WHAT THE TASK REQUIRES:
Type out every line of the records below with no changes, leaving out the pictures.

— Start MATERIAL TO PROCESS —

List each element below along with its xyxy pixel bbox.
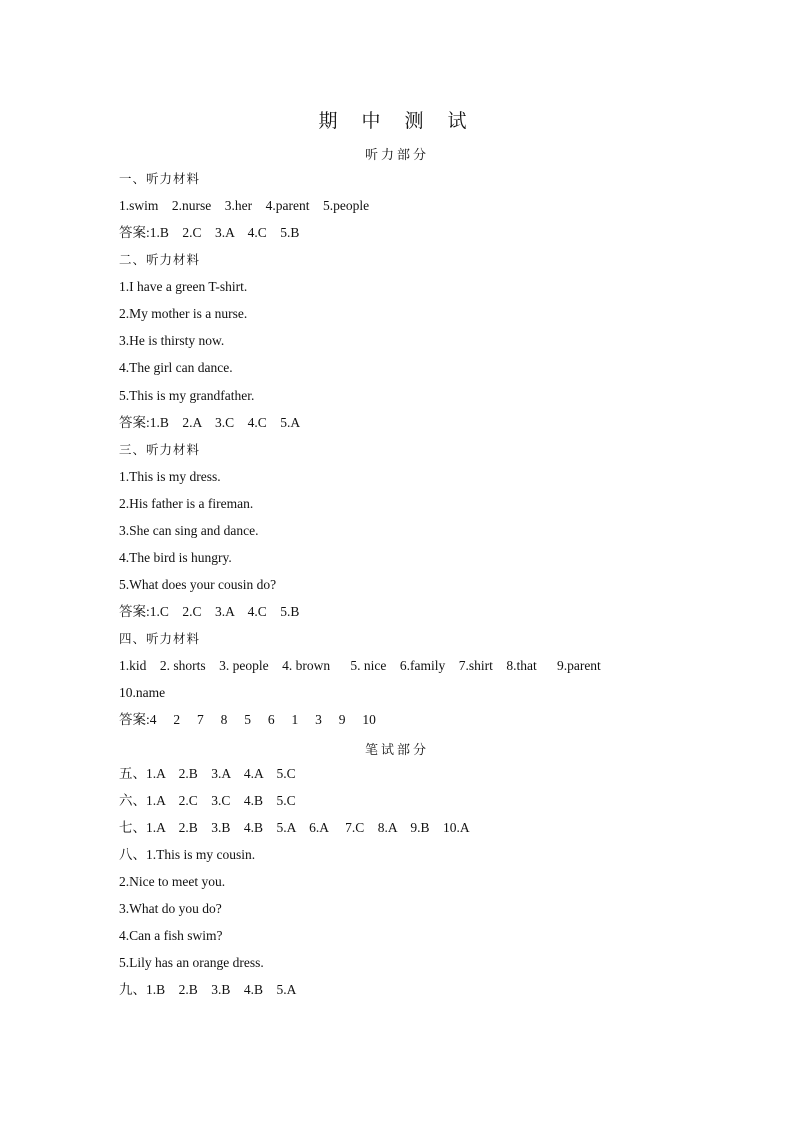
section-3-answers: 答案:1.C 2.C 3.A 4.C 5.B	[119, 604, 300, 619]
section-6-answers: 六、1.A 2.C 3.C 4.B 5.C	[119, 793, 296, 808]
section-4-words: 1.kid 2. shorts 3. people 4. brown 5. nice 6.family 7.shirt 8.that 9.parent	[119, 658, 601, 673]
section-2-heading: 二、听力材料	[119, 252, 201, 267]
section-2-item-4: 4.The girl can dance.	[119, 360, 233, 375]
page-title: 期 中 测 试	[318, 110, 476, 132]
section-2-item-1: 1.I have a green T-shirt.	[119, 279, 248, 294]
section-3-item-1: 1.This is my dress.	[119, 469, 221, 484]
section-8-item-4: 4.Can a fish swim?	[119, 928, 223, 943]
section-2-answers: 答案:1.B 2.A 3.C 4.C 5.A	[119, 415, 301, 430]
section-4-words-continued: 10.name	[119, 685, 166, 700]
section-4-heading: 四、听力材料	[119, 631, 201, 646]
section-8-item-2: 2.Nice to meet you.	[119, 874, 226, 889]
section-3-item-5: 5.What does your cousin do?	[119, 577, 277, 592]
section-1-answers: 答案:1.B 2.C 3.A 4.C 5.B	[119, 225, 300, 240]
section-1-words: 1.swim 2.nurse 3.her 4.parent 5.people	[119, 198, 370, 213]
section-7-answers: 七、1.A 2.B 3.B 4.B 5.A 6.A 7.C 8.A 9.B 10.A	[119, 820, 470, 835]
section-3-item-4: 4.The bird is hungry.	[119, 550, 232, 565]
section-8-item-1: 八、1.This is my cousin.	[119, 847, 256, 862]
writing-section-heading: 笔试部分	[364, 743, 429, 758]
section-5-answers: 五、1.A 2.B 3.A 4.A 5.C	[119, 766, 296, 781]
section-4-answers: 答案:4 2 7 8 5 6 1 3 9 10	[119, 712, 376, 727]
section-1-heading: 一、听力材料	[119, 171, 201, 186]
section-3-item-3: 3.She can sing and dance.	[119, 523, 259, 538]
listening-section-heading: 听力部分	[364, 148, 429, 163]
section-3-item-2: 2.His father is a fireman.	[119, 496, 254, 511]
section-8-item-3: 3.What do you do?	[119, 901, 222, 916]
section-2-item-3: 3.He is thirsty now.	[119, 333, 225, 348]
section-2-item-2: 2.My mother is a nurse.	[119, 306, 248, 321]
section-2-item-5: 5.This is my grandfather.	[119, 388, 255, 403]
section-3-heading: 三、听力材料	[119, 442, 201, 457]
section-9-answers: 九、1.B 2.B 3.B 4.B 5.A	[119, 982, 297, 997]
section-8-item-5: 5.Lily has an orange dress.	[119, 955, 264, 970]
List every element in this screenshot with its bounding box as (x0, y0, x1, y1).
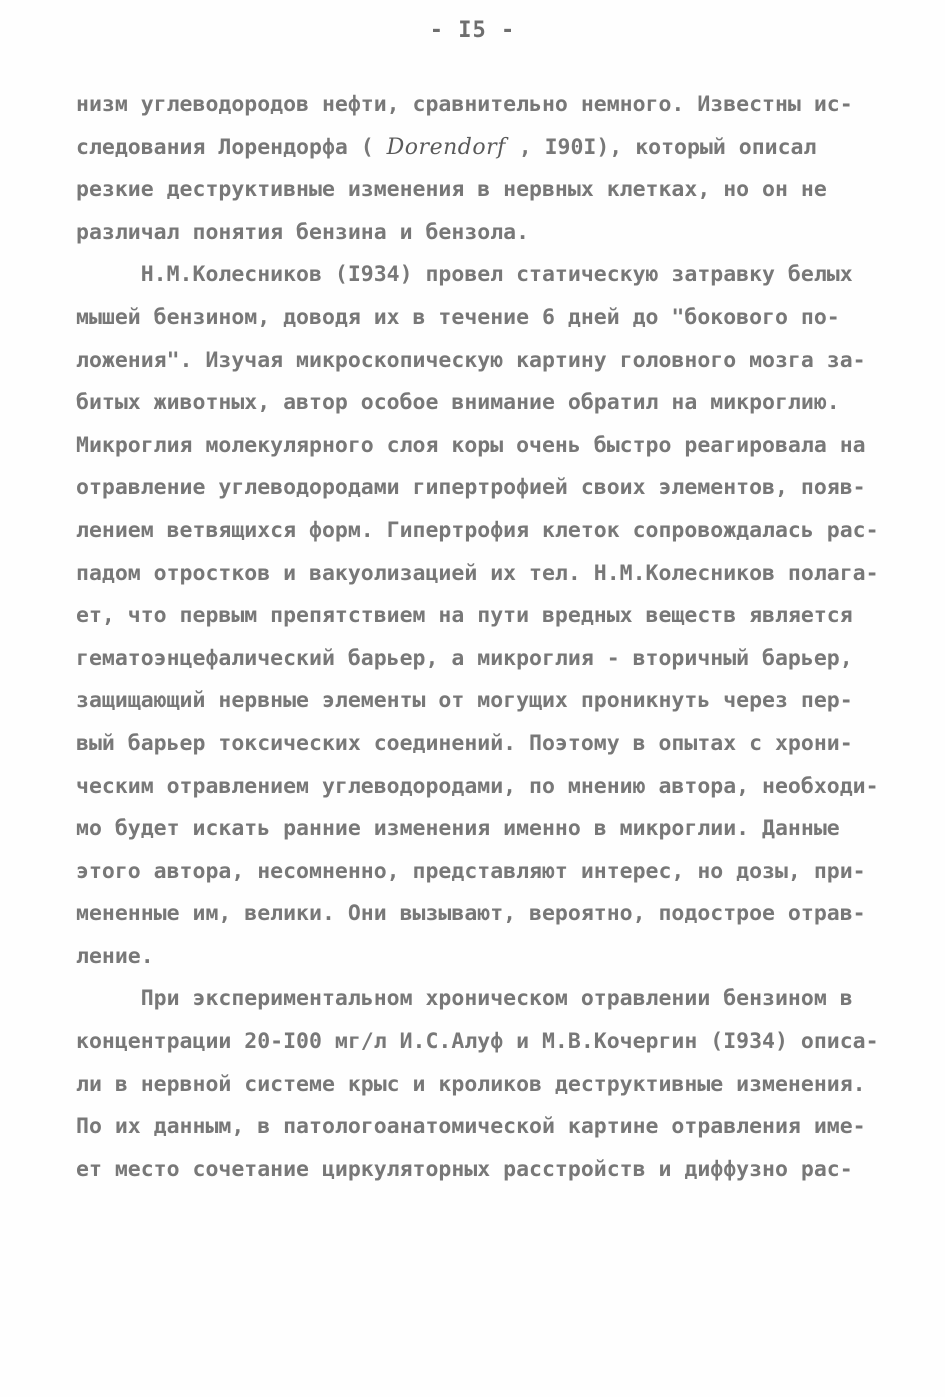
text-line: ли в нервной системе крыс и кроликов деструктивные изменения. (76, 1071, 866, 1097)
text-line-end: , I90I), который описал (505, 134, 817, 160)
text-line: мышей бензином, доводя их в течение 6 дней до "бокового по- (76, 304, 840, 330)
text-line: мо будет искать ранние изменения именно в микроглии. Данные (76, 816, 840, 842)
text-line: Микроглия молекулярного слоя коры очень быстро реагировала на (76, 432, 866, 458)
paragraph-3 (76, 978, 879, 1191)
text-line-with-handwriting (76, 127, 876, 170)
text-line: резкие деструктивные изменения в нервных клетках, но он не (76, 177, 827, 203)
page-number: - I5 - (429, 18, 516, 43)
text-line: гематоэнцефалический барьер, а микроглия - вторичный барьер, (76, 645, 853, 671)
text-line: низм углеводородов нефти, сравнительно немного. Известны ис- (76, 92, 853, 117)
text-line: вый барьер токсических соединений. Поэтому в опытах с хрони- (76, 730, 853, 756)
text-line: битых животных, автор особое внимание обратил на микроглию. (76, 390, 840, 416)
text-line: защищающий нервные элементы от могущих проникнуть через пер- (76, 688, 853, 714)
text-line: ческим отравлением углеводородами, по мнению автора, необходи- (76, 773, 879, 799)
paragraph-1 (76, 84, 876, 254)
text-line: этого автора, несомненно, представляют интерес, но дозы, при- (76, 858, 866, 884)
text-line: лением ветвящихся форм. Гипертрофия клеток сопровождалась рас- (76, 517, 879, 543)
text-line: ет место сочетание циркуляторных расстройств и диффузно рас- (76, 1156, 853, 1182)
paragraph-2 (76, 254, 879, 978)
text-line: концентрации 20-I00 мг/л И.С.Алуф и М.В.Кочергин (I934) описа- (76, 1029, 879, 1055)
text-line: мененные им, велики. Они вызывают, вероятно, подострое отрав- (76, 901, 866, 927)
text-line-start: следования Лорендорфа ( (76, 134, 387, 160)
text-line: ложения". Изучая микроскопическую картину головного мозга за- (76, 347, 866, 373)
text-line: При экспериментальном хроническом отравлении бензином в (76, 986, 853, 1012)
text-line: Н.М.Колесников (I934) провел статическую затравку белых (76, 262, 853, 288)
text-line: ление. (76, 943, 154, 969)
text-line: различал понятия бензина и бензола. (76, 219, 530, 245)
handwritten-insert: Dorendorf (386, 134, 506, 160)
body-text (76, 84, 879, 1191)
text-line: отравление углеводородами гипертрофией своих элементов, появ- (76, 475, 866, 501)
text-line: ет, что первым препятствием на пути вредных веществ является (76, 603, 853, 629)
text-line: падом отростков и вакуолизацией их тел. Н.М.Колесников полага- (76, 560, 879, 586)
text-line: По их данным, в патологоанатомической картине отравления име- (76, 1114, 866, 1140)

— End MATERIAL TO PROCESS —

EXERCISE RESULT:
List each element below along with its xyxy pixel bbox.
section-3-answers: 答案:1.C 2.C 3.A 4.C 5.B	[119, 604, 300, 619]
section-6-answers: 六、1.A 2.C 3.C 4.B 5.C	[119, 793, 296, 808]
section-4-words: 1.kid 2. shorts 3. people 4. brown 5. nice 6.family 7.shirt 8.that 9.parent	[119, 658, 601, 673]
section-2-heading: 二、听力材料	[119, 252, 201, 267]
section-2-item-4: 4.The girl can dance.	[119, 360, 233, 375]
page-title: 期 中 测 试	[318, 110, 476, 132]
section-2-item-1: 1.I have a green T-shirt.	[119, 279, 248, 294]
section-3-item-1: 1.This is my dress.	[119, 469, 221, 484]
section-8-item-4: 4.Can a fish swim?	[119, 928, 223, 943]
section-2-answers: 答案:1.B 2.A 3.C 4.C 5.A	[119, 415, 301, 430]
section-4-words-continued: 10.name	[119, 685, 166, 700]
section-4-heading: 四、听力材料	[119, 631, 201, 646]
section-8-item-2: 2.Nice to meet you.	[119, 874, 226, 889]
section-3-item-5: 5.What does your cousin do?	[119, 577, 277, 592]
section-1-answers: 答案:1.B 2.C 3.A 4.C 5.B	[119, 225, 300, 240]
section-1-words: 1.swim 2.nurse 3.her 4.parent 5.people	[119, 198, 370, 213]
section-7-answers: 七、1.A 2.B 3.B 4.B 5.A 6.A 7.C 8.A 9.B 10.A	[119, 820, 470, 835]
section-3-item-4: 4.The bird is hungry.	[119, 550, 232, 565]
section-8-item-1: 八、1.This is my cousin.	[119, 847, 256, 862]
writing-section-heading: 笔试部分	[364, 743, 429, 758]
section-5-answers: 五、1.A 2.B 3.A 4.A 5.C	[119, 766, 296, 781]
section-4-answers: 答案:4 2 7 8 5 6 1 3 9 10	[119, 712, 376, 727]
section-1-heading: 一、听力材料	[119, 171, 201, 186]
section-3-item-3: 3.She can sing and dance.	[119, 523, 259, 538]
listening-section-heading: 听力部分	[364, 148, 429, 163]
section-3-item-2: 2.His father is a fireman.	[119, 496, 254, 511]
section-8-item-3: 3.What do you do?	[119, 901, 222, 916]
section-2-item-3: 3.He is thirsty now.	[119, 333, 225, 348]
section-2-item-2: 2.My mother is a nurse.	[119, 306, 248, 321]
section-2-item-5: 5.This is my grandfather.	[119, 388, 255, 403]
section-3-heading: 三、听力材料	[119, 442, 201, 457]
section-9-answers: 九、1.B 2.B 3.B 4.B 5.A	[119, 982, 297, 997]
section-8-item-5: 5.Lily has an orange dress.	[119, 955, 264, 970]
List every element in this screenshot with its bounding box as (x0, y0, x1, y1).
text-line: ли в нервной системе крыс и кроликов деструктивные изменения. (76, 1071, 866, 1097)
text-line-end: , I90I), который описал (505, 134, 817, 160)
text-line: мышей бензином, доводя их в течение 6 дней до "бокового по- (76, 304, 840, 330)
text-line: мо будет искать ранние изменения именно в микроглии. Данные (76, 816, 840, 842)
text-line: Микроглия молекулярного слоя коры очень быстро реагировала на (76, 432, 866, 458)
paragraph-3 (76, 978, 879, 1191)
text-line-with-handwriting (76, 127, 876, 170)
text-line: резкие деструктивные изменения в нервных клетках, но он не (76, 177, 827, 203)
page-number: - I5 - (429, 18, 516, 43)
text-line: гематоэнцефалический барьер, а микроглия - вторичный барьер, (76, 645, 853, 671)
text-line: низм углеводородов нефти, сравнительно немного. Известны ис- (76, 92, 853, 117)
text-line: вый барьер токсических соединений. Поэтому в опытах с хрони- (76, 730, 853, 756)
text-line: битых животных, автор особое внимание обратил на микроглию. (76, 390, 840, 416)
text-line: защищающий нервные элементы от могущих проникнуть через пер- (76, 688, 853, 714)
text-line: ческим отравлением углеводородами, по мнению автора, необходи- (76, 773, 879, 799)
paragraph-1 (76, 84, 876, 254)
text-line: этого автора, несомненно, представляют интерес, но дозы, при- (76, 858, 866, 884)
text-line: лением ветвящихся форм. Гипертрофия клеток сопровождалась рас- (76, 517, 879, 543)
text-line: ет место сочетание циркуляторных расстройств и диффузно рас- (76, 1156, 853, 1182)
paragraph-2 (76, 254, 879, 978)
text-line: концентрации 20-I00 мг/л И.С.Алуф и М.В.Кочергин (I934) описа- (76, 1029, 879, 1055)
text-line: мененные им, велики. Они вызывают, вероятно, подострое отрав- (76, 901, 866, 927)
text-line-start: следования Лорендорфа ( (76, 134, 387, 160)
text-line: ложения". Изучая микроскопическую картину головного мозга за- (76, 347, 866, 373)
text-line: При экспериментальном хроническом отравлении бензином в (76, 986, 853, 1012)
text-line: Н.М.Колесников (I934) провел статическую затравку белых (76, 262, 853, 288)
text-line: ление. (76, 943, 154, 969)
text-line: различал понятия бензина и бензола. (76, 219, 530, 245)
handwritten-insert: Dorendorf (386, 134, 506, 160)
body-text (76, 84, 879, 1191)
text-line: отравление углеводородами гипертрофией своих элементов, появ- (76, 475, 866, 501)
text-line: ет, что первым препятствием на пути вредных веществ является (76, 603, 853, 629)
text-line: падом отростков и вакуолизацией их тел. Н.М.Колесников полага- (76, 560, 879, 586)
text-line: По их данным, в патологоанатомической картине отравления име- (76, 1114, 866, 1140)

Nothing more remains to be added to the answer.